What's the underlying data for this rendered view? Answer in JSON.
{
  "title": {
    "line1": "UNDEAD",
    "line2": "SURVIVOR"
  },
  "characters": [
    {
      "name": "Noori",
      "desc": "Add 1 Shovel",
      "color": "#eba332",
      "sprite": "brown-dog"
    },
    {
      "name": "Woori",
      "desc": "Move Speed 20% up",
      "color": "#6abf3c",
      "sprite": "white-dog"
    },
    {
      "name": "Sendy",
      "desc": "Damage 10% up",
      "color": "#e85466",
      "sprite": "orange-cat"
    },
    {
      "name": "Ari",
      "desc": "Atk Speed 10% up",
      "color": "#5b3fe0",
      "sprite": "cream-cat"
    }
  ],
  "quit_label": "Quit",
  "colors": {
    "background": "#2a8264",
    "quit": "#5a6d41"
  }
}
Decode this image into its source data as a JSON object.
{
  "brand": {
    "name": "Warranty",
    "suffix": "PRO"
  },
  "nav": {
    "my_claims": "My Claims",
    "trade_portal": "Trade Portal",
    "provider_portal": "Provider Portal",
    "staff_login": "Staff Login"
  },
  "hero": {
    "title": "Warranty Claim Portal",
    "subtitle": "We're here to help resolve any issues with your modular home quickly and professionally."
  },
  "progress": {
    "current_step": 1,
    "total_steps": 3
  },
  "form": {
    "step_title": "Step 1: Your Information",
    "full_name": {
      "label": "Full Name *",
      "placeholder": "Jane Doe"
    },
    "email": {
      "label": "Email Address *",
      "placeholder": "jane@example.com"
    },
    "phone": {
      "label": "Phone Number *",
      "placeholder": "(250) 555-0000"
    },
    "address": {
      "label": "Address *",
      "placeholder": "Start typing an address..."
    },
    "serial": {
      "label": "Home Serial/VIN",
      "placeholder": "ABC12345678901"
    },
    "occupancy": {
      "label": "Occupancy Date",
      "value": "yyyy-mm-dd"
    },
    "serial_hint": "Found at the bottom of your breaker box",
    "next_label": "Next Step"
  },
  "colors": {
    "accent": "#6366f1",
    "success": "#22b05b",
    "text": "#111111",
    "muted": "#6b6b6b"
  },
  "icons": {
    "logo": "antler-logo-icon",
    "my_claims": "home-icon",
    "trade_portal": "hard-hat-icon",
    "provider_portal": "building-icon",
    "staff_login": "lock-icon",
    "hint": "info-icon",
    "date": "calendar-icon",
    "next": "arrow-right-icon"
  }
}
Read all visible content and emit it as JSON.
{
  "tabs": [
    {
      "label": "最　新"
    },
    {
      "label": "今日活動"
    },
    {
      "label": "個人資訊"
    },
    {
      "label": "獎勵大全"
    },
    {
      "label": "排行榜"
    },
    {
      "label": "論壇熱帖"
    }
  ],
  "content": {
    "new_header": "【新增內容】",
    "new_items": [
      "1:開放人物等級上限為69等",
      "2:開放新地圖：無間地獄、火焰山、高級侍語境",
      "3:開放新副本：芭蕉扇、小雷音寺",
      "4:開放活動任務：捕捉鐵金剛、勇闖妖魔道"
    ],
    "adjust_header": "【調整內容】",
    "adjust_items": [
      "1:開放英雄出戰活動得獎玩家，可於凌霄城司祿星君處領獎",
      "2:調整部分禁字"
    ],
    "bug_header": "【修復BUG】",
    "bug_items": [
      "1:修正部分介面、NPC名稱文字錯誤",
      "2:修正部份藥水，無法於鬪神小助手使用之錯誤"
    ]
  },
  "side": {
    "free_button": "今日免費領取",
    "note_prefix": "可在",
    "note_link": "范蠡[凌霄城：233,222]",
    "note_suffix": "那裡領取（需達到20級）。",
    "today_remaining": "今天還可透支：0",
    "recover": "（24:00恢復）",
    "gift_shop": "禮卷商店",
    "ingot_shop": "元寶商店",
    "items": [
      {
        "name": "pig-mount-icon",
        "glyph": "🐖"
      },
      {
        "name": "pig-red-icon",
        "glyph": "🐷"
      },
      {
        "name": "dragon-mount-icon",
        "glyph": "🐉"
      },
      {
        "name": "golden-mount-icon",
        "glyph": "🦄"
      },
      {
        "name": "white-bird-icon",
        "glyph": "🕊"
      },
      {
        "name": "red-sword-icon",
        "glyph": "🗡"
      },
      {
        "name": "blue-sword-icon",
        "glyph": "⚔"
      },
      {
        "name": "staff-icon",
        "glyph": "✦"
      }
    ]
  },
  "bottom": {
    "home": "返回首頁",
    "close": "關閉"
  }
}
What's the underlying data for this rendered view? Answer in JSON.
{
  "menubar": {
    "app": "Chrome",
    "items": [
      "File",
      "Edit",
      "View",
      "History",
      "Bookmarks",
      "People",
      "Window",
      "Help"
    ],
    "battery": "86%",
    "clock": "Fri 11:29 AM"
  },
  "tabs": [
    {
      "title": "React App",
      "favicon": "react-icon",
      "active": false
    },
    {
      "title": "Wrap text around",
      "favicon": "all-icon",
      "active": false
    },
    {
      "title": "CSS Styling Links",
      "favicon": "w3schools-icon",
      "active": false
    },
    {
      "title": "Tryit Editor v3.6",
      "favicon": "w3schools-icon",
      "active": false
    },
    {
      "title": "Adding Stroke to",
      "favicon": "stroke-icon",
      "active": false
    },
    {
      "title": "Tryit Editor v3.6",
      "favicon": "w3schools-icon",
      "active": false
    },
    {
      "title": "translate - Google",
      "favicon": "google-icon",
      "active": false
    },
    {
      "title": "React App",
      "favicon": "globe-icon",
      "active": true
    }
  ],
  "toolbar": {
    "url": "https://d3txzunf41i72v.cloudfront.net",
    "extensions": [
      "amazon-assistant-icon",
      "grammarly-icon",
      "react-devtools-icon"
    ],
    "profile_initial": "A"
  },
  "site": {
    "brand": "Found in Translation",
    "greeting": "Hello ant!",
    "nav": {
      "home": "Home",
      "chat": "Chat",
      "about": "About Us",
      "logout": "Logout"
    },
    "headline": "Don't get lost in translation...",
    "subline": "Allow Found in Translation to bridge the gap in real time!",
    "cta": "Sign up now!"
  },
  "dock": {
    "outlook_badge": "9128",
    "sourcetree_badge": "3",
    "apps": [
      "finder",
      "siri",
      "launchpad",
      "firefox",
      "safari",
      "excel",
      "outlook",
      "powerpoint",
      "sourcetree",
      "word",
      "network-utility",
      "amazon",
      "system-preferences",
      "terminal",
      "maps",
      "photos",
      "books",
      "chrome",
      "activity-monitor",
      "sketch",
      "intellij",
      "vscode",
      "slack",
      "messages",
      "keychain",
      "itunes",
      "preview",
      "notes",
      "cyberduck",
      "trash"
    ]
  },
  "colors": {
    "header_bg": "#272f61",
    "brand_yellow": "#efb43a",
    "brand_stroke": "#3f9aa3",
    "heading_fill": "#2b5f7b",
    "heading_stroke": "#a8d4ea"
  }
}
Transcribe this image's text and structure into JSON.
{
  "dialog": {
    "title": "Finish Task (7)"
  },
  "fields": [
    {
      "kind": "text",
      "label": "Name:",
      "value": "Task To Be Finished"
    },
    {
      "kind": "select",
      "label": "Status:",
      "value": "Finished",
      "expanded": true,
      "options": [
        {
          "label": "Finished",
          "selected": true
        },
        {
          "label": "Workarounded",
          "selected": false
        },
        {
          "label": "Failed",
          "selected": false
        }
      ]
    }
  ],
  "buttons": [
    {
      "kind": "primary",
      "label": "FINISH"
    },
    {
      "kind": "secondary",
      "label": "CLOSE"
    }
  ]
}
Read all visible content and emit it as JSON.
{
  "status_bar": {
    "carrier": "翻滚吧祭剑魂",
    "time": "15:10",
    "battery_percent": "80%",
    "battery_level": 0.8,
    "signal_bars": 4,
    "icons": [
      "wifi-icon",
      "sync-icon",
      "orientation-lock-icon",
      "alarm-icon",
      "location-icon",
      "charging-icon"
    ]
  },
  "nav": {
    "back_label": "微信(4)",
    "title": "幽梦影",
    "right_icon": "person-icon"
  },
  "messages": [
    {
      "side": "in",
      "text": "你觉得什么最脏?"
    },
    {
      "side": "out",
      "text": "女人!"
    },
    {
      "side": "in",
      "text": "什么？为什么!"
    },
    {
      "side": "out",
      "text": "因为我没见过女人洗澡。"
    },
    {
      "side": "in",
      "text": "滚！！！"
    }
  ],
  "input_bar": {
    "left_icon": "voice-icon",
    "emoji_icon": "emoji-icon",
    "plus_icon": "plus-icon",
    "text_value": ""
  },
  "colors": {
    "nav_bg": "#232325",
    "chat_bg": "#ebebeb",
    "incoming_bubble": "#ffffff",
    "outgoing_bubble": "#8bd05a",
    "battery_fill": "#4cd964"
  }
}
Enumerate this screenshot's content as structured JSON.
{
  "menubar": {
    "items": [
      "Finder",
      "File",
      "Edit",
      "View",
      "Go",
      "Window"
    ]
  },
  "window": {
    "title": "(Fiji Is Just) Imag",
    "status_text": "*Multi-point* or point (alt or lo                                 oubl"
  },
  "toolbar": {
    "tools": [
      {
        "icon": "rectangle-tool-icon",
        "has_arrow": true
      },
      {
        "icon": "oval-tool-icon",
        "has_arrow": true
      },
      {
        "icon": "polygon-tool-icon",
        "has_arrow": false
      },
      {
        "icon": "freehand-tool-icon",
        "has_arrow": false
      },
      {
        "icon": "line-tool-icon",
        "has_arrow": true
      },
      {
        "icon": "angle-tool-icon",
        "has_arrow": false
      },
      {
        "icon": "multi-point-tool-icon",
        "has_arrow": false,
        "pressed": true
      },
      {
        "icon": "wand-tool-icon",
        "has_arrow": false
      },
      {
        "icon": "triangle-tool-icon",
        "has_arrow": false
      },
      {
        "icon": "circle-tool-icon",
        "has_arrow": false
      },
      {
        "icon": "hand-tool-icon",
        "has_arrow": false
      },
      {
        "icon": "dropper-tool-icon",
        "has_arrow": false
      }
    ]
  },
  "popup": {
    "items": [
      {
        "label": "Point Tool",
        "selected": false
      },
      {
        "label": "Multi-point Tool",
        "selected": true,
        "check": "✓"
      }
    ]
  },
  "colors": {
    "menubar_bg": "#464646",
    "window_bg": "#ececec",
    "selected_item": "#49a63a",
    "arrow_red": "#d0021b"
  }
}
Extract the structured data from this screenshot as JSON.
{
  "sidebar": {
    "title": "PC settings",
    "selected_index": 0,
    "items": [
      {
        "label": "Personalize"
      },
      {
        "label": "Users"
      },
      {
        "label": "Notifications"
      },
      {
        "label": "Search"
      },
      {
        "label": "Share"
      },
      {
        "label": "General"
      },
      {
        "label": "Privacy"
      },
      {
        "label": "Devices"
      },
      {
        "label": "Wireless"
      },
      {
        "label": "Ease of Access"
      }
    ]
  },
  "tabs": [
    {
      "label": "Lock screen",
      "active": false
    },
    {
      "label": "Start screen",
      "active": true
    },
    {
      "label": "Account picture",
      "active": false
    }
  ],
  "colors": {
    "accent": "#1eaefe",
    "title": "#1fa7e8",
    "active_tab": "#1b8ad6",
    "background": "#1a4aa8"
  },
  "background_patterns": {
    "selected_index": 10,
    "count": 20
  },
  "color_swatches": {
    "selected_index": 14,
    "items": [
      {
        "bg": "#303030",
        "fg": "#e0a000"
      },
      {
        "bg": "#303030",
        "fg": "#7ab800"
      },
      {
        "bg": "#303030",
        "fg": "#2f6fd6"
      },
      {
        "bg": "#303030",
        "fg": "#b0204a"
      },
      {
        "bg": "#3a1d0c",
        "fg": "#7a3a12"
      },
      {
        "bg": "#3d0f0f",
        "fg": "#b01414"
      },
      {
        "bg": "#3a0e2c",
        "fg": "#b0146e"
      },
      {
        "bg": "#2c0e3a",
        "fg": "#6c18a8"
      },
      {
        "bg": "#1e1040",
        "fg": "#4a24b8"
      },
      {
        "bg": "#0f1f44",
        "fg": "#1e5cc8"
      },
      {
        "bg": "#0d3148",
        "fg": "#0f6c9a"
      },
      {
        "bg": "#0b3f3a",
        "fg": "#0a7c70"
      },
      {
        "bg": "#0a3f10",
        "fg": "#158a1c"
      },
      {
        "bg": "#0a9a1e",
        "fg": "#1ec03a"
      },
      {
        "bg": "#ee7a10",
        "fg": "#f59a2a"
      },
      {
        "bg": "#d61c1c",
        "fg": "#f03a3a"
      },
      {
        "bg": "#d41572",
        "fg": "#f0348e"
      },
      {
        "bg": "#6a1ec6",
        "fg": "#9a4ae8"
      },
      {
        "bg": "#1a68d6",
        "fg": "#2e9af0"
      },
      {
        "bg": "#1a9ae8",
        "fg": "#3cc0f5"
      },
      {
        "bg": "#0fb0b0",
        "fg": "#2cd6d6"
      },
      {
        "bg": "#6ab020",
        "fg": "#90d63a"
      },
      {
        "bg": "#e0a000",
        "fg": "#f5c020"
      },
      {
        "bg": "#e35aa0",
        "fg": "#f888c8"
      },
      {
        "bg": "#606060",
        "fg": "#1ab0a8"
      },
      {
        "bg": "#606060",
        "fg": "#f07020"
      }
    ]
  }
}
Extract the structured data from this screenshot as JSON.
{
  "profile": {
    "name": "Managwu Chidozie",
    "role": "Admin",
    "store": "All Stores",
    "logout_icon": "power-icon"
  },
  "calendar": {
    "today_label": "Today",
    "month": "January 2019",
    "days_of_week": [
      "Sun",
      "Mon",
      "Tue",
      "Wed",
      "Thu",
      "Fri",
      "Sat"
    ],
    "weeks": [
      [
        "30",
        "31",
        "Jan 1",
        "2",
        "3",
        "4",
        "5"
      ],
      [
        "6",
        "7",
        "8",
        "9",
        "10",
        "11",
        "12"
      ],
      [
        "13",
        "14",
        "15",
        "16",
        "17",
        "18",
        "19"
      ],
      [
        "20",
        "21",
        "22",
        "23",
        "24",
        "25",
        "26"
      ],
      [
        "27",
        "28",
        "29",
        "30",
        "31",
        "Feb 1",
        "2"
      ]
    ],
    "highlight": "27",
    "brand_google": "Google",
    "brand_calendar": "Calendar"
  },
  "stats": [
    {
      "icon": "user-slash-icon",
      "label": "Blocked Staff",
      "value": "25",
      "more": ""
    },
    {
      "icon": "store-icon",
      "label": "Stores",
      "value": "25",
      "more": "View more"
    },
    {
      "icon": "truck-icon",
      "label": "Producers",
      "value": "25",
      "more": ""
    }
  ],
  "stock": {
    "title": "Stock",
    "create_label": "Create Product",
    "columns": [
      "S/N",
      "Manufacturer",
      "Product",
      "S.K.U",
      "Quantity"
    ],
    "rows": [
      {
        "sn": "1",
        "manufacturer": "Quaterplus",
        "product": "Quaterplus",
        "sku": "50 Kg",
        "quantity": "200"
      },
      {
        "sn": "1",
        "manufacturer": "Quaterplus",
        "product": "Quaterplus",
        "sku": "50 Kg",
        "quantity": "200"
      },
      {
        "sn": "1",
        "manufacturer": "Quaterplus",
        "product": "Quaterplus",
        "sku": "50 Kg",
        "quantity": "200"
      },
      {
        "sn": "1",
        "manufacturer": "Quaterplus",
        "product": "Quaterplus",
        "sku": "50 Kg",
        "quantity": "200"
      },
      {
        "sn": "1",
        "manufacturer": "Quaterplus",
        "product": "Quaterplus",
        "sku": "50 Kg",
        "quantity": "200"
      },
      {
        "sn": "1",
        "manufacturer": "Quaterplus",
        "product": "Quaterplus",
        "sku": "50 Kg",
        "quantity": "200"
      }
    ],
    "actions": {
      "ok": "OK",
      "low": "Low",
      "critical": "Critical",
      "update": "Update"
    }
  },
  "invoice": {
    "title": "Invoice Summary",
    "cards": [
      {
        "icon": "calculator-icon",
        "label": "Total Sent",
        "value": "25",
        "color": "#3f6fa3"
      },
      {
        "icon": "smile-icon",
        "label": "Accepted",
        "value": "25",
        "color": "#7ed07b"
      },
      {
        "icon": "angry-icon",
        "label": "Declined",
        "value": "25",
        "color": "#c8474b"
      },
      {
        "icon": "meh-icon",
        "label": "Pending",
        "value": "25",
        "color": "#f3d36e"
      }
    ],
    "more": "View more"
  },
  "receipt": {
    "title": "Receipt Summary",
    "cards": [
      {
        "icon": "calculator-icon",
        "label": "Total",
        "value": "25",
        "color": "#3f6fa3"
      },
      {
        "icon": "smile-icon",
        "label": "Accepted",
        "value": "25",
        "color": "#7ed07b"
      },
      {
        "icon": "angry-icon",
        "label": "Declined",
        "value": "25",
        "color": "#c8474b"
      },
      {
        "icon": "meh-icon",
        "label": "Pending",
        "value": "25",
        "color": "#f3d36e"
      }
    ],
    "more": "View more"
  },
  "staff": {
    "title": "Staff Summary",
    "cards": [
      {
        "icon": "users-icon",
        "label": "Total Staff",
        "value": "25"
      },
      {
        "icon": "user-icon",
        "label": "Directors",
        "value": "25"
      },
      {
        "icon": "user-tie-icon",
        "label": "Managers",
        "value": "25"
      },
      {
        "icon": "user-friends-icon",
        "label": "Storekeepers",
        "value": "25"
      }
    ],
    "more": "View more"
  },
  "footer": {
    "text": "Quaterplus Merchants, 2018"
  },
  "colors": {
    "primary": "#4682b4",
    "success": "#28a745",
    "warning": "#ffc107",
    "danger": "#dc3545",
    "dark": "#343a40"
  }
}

### EXERCISE
Find the lines that include the string "bottom", then copy each of them.

### SOLUTION FOR THIS EXERCISE
    "serial_hint": "Found at the bottom of your breaker box",
  "bottom": {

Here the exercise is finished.